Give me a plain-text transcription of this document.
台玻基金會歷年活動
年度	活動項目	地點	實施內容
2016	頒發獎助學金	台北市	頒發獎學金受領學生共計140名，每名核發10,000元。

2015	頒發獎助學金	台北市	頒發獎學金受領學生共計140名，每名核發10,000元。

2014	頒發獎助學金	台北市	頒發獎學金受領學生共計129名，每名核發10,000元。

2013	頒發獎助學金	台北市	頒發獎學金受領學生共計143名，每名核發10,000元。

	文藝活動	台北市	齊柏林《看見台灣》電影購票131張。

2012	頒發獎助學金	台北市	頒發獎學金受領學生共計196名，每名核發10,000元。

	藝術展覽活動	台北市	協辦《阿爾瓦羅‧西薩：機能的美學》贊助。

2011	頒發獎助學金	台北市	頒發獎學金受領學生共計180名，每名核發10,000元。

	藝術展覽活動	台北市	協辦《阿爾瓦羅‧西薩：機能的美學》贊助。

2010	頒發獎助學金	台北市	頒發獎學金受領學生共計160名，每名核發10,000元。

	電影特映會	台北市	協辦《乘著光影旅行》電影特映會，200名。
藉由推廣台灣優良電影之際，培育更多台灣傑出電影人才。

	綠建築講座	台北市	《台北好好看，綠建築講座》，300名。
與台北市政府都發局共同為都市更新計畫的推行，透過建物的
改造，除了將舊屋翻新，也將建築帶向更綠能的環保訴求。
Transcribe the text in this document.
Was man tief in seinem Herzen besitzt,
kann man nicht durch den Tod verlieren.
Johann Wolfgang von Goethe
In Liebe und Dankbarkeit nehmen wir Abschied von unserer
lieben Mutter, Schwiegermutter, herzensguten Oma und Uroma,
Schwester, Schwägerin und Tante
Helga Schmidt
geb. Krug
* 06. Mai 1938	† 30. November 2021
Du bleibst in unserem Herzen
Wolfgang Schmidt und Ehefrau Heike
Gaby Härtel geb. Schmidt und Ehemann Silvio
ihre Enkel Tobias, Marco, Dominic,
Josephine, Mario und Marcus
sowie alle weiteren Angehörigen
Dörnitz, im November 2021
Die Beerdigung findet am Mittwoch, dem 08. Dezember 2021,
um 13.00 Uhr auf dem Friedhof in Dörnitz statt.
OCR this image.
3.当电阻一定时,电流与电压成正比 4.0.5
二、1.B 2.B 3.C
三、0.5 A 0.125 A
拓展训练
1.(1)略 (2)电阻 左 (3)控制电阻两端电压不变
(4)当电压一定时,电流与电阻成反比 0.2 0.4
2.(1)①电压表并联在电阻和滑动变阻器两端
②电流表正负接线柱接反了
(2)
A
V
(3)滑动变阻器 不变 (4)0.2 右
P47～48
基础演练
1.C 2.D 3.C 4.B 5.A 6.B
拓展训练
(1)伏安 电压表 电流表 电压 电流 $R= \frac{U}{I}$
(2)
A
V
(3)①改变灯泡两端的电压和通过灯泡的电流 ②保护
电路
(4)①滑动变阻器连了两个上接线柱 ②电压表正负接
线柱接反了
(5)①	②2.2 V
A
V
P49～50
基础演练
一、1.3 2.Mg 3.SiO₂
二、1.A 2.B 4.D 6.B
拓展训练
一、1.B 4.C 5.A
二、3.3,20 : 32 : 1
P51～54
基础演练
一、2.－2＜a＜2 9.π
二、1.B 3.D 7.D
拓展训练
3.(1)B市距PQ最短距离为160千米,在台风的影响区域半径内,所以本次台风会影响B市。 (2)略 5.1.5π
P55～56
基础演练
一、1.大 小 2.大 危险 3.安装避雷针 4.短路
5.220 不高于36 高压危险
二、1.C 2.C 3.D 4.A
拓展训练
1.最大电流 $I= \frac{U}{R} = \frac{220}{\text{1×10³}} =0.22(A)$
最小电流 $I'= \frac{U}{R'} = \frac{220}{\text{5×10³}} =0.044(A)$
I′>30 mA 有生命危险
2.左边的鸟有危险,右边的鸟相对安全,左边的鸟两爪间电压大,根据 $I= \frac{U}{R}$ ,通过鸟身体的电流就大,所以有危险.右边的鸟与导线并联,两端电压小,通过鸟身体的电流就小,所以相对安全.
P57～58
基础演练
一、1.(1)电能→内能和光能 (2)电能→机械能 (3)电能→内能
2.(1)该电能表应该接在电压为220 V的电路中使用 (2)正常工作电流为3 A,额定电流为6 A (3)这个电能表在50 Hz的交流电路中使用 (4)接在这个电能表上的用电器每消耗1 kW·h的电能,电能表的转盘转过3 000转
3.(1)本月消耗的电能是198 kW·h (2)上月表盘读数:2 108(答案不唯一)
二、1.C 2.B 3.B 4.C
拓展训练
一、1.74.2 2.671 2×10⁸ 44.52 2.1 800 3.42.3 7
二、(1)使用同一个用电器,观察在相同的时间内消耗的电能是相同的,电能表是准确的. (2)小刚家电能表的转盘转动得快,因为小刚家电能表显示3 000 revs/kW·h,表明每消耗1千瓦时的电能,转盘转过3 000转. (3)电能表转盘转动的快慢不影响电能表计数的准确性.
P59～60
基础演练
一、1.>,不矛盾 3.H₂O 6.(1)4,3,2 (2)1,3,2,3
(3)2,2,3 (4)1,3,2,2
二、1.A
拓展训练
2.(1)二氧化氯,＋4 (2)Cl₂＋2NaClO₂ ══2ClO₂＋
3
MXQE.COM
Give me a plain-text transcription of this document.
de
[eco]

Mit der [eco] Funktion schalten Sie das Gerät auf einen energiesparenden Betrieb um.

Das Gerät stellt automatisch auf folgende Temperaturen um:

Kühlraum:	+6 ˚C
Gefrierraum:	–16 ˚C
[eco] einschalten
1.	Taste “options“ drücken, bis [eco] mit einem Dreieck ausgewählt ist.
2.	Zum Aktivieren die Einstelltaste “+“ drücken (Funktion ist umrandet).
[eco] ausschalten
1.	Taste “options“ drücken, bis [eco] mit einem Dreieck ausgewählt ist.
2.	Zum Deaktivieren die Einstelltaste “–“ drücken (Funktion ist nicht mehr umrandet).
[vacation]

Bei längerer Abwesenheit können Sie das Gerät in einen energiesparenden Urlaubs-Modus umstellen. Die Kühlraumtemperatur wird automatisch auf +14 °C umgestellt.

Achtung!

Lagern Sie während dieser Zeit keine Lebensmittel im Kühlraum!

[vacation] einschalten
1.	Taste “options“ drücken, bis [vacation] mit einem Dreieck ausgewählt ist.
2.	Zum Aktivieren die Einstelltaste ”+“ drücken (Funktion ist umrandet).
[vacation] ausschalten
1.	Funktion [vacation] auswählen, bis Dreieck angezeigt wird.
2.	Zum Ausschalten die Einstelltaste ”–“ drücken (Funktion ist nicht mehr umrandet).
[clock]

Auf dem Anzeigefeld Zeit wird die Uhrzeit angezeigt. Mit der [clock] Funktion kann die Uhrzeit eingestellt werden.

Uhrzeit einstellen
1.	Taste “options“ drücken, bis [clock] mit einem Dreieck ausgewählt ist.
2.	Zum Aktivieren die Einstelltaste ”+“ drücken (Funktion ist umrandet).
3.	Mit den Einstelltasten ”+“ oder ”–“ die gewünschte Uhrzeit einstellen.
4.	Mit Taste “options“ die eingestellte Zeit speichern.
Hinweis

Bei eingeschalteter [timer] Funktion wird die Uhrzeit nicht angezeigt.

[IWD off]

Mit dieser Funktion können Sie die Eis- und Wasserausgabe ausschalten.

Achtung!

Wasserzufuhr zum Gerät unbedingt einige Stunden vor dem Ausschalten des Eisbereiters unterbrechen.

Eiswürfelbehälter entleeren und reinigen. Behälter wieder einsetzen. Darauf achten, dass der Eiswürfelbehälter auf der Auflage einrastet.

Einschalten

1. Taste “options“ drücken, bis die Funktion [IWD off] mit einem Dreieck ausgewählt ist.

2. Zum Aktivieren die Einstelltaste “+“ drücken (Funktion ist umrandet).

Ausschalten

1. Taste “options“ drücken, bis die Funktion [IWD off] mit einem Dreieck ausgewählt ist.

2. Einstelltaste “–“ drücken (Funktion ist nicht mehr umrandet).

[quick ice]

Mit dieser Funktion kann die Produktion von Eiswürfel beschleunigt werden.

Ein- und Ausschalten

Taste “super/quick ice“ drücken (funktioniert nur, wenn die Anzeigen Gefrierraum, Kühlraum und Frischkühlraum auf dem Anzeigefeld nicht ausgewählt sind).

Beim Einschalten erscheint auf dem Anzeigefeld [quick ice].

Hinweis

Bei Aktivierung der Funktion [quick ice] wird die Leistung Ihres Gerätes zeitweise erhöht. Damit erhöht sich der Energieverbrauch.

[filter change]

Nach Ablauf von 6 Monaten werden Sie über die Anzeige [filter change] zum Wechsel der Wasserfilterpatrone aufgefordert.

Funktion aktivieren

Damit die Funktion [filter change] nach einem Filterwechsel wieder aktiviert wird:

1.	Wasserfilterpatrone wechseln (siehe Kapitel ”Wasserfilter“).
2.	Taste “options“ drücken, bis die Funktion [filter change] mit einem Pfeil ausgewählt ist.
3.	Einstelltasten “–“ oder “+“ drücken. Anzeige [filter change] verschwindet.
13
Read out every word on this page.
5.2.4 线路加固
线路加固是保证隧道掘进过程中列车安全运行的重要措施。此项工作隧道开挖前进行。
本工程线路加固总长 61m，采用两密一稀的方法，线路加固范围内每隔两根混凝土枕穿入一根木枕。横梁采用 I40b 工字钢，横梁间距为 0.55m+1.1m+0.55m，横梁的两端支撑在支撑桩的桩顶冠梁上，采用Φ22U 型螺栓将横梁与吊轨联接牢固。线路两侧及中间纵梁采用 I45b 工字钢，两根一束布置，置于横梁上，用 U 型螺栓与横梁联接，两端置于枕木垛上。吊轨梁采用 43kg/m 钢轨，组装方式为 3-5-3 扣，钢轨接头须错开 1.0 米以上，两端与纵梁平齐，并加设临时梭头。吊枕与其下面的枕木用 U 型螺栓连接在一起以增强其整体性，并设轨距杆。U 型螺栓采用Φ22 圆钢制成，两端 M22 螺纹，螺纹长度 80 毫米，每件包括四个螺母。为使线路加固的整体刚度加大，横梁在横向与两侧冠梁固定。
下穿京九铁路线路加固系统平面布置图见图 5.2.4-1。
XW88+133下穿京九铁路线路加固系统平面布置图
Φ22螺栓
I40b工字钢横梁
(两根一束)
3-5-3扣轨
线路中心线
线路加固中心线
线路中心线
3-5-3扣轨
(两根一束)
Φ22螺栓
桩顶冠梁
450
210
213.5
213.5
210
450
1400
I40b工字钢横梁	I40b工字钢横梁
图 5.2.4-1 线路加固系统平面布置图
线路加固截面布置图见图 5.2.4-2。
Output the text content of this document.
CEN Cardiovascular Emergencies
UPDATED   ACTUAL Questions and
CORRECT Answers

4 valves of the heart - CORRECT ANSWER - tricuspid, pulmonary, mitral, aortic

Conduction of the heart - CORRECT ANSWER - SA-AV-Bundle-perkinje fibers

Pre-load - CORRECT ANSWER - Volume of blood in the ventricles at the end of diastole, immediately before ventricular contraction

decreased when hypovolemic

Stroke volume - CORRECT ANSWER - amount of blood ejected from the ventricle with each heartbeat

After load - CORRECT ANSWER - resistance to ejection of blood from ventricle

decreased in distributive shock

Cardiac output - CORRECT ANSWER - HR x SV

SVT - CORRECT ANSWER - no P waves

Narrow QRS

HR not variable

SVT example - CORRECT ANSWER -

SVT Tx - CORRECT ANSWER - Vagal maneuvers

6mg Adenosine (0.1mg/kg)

★ ★ ★ ★

Stated task:
Using the material above, copy every line in which the string "können" occurs.

Full output:
Bei längerer Abwesenheit können Sie das Gerät in einen energiesparenden Urlaubs-Modus umstellen. Die Kühlraumtemperatur wird automatisch auf +14 °C umgestellt.
Mit dieser Funktion können Sie die Eis- und Wasserausgabe ausschalten.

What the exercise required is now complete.